■ **YOUR OBJECTIVE**
Can you write out the whole listing exactly?

■ **SUPPLIED DATA**
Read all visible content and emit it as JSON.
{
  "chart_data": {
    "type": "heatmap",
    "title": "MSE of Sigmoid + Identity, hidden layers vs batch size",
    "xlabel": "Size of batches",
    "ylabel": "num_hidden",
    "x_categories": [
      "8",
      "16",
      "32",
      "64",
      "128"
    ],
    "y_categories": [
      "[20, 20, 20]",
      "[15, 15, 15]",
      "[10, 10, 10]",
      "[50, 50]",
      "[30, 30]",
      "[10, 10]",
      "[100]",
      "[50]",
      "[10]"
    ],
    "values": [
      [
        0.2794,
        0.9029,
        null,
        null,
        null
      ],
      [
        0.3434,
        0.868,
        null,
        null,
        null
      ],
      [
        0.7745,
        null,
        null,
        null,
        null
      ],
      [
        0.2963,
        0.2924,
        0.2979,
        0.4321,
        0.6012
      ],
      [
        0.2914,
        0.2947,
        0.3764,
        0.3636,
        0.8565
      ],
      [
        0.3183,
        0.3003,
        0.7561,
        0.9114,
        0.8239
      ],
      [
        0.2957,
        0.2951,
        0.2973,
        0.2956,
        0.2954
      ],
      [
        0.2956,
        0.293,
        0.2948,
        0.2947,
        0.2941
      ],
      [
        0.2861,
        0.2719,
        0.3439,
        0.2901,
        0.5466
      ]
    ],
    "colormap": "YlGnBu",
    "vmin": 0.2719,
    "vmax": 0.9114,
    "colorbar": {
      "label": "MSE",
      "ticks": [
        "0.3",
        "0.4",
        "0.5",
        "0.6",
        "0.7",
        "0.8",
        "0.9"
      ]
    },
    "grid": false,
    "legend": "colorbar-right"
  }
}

■ **RESULT**
Read all visible content and emit it as JSON.
{
  "chart_data": {
    "type": "heatmap",
    "title": "MSE of Sigmoid + Identity, hidden layers vs batch size",
    "xlabel": "Size of batches",
    "ylabel": "num_hidden",
    "x_categories": [
      "8",
      "16",
      "32",
      "64",
      "128"
    ],
    "y_categories": [
      "[20, 20, 20]",
      "[15, 15, 15]",
      "[10, 10, 10]",
      "[50, 50]",
      "[30, 30]",
      "[10, 10]",
      "[100]",
      "[50]",
      "[10]"
    ],
    "values": [
      [
        0.2794,
        0.9029,
        null,
        null,
        null
      ],
      [
        0.3434,
        0.868,
        null,
        null,
        null
      ],
      [
        0.7745,
        null,
        null,
        null,
        null
      ],
      [
        0.2963,
        0.2924,
        0.2979,
        0.4321,
        0.6012
      ],
      [
        0.2914,
        0.2947,
        0.3764,
        0.3636,
        0.8565
      ],
      [
        0.3183,
        0.3003,
        0.7561,
        0.9114,
        0.8239
      ],
      [
        0.2957,
        0.2951,
        0.2973,
        0.2956,
        0.2954
      ],
      [
        0.2956,
        0.293,
        0.2948,
        0.2947,
        0.2941
      ],
      [
        0.2861,
        0.2719,
        0.3439,
        0.2901,
        0.5466
      ]
    ],
    "colormap": "YlGnBu",
    "vmin": 0.2719,
    "vmax": 0.9114,
    "colorbar": {
      "label": "MSE",
      "ticks": [
        "0.3",
        "0.4",
        "0.5",
        "0.6",
        "0.7",
        "0.8",
        "0.9"
      ]
    },
    "grid": false,
    "legend": "colorbar-right"
  }
}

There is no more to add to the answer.